> Problem statement
Pick out the lines below that contain the string "imports" and copy them all.

> Provided information
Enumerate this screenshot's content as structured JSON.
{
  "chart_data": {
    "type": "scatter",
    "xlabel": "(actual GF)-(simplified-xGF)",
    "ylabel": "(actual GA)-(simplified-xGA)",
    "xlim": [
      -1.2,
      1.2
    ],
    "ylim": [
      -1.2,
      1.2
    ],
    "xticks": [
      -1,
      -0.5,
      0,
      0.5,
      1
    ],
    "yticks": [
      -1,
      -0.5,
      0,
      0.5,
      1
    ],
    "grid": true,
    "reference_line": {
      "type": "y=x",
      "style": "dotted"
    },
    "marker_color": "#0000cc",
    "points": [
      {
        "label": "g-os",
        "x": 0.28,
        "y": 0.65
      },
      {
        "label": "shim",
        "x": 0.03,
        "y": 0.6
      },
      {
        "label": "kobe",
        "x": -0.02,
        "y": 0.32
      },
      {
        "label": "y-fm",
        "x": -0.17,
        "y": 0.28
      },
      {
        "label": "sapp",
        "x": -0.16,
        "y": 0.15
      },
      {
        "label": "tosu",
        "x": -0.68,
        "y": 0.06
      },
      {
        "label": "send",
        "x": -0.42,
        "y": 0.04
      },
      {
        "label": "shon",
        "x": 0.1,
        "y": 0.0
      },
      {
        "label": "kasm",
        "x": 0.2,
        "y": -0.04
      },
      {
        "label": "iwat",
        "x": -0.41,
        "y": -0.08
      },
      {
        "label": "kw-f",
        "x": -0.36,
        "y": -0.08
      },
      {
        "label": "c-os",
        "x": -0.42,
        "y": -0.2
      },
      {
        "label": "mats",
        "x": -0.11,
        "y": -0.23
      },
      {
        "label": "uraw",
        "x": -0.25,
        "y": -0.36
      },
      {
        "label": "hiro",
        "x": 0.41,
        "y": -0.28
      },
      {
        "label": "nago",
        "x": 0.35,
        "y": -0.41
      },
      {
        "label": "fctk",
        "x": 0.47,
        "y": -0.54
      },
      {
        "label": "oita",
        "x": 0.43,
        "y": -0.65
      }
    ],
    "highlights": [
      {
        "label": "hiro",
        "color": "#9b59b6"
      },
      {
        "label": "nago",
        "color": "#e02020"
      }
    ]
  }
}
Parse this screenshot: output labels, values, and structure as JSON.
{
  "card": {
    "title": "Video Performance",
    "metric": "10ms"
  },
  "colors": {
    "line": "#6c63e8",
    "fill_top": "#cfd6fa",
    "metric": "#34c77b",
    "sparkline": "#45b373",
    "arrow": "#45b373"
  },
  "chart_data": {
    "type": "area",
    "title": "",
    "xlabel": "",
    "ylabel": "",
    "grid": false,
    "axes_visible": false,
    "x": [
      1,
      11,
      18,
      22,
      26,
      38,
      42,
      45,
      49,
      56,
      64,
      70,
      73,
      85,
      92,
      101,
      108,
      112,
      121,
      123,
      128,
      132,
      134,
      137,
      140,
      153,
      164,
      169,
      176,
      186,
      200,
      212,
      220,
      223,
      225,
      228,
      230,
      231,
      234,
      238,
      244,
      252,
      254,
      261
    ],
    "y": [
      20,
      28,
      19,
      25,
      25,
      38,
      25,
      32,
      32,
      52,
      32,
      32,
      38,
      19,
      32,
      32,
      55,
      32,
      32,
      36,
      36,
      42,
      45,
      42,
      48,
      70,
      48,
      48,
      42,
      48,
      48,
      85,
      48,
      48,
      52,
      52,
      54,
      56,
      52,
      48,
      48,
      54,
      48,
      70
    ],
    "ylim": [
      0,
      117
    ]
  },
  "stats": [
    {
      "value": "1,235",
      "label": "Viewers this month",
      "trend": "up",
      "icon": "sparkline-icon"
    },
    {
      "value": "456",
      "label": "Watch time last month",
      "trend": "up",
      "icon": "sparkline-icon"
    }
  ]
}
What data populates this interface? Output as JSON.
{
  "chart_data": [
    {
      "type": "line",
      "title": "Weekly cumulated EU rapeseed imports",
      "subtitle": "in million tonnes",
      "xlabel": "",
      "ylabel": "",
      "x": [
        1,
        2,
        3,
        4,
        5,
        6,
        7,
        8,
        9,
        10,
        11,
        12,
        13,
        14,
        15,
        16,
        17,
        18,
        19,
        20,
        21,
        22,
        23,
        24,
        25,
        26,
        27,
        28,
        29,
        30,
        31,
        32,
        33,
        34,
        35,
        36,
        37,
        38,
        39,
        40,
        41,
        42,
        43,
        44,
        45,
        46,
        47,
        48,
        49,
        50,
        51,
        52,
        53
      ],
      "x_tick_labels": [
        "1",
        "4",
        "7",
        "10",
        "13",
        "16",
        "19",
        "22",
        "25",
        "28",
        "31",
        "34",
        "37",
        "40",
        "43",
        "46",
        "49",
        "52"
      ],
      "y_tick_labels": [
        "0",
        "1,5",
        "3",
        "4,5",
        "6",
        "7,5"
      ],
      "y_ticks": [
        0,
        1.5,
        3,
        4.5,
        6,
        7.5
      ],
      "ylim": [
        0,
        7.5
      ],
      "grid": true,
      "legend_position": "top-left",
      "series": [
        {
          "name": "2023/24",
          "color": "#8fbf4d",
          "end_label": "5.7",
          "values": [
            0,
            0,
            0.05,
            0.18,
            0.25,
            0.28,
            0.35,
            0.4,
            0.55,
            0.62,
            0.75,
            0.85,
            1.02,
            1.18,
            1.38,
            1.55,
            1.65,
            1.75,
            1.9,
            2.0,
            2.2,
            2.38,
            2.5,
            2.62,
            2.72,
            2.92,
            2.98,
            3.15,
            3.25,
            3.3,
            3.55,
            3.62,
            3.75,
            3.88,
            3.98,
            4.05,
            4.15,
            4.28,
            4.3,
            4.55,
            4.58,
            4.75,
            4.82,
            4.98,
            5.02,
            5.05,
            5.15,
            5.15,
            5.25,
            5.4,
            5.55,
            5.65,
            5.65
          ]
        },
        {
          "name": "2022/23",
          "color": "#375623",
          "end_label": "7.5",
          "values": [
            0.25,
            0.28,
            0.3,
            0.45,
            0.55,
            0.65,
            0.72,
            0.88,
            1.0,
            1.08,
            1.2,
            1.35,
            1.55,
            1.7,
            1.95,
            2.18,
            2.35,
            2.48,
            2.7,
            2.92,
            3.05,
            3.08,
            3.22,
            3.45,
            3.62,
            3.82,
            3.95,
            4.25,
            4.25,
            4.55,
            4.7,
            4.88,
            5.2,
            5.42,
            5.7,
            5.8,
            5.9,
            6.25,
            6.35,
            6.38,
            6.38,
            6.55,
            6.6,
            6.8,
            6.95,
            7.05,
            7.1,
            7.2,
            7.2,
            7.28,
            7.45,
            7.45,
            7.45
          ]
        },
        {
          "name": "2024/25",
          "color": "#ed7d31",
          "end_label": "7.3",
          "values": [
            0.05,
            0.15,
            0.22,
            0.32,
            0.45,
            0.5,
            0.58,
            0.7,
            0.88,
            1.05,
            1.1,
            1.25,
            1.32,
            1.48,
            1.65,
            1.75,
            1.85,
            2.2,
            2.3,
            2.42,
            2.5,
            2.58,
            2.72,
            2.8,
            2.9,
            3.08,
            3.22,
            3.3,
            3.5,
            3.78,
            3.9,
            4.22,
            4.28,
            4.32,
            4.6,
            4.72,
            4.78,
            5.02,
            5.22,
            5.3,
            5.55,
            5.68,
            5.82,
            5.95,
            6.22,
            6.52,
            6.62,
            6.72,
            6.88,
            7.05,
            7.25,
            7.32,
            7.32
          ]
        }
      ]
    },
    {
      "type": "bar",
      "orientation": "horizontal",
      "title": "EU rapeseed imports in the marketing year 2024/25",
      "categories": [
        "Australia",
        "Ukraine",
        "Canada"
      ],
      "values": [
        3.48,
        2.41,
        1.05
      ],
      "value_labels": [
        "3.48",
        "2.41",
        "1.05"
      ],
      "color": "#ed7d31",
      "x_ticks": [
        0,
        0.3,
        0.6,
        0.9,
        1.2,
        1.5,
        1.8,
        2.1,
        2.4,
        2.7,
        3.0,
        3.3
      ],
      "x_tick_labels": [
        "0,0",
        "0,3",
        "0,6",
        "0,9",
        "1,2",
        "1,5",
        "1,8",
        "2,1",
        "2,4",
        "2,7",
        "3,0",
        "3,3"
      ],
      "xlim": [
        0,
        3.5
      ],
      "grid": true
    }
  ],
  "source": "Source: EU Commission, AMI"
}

> Result of the task
      "title": "Weekly cumulated EU rapeseed imports",
      "title": "EU rapeseed imports in the marketing year 2024/25",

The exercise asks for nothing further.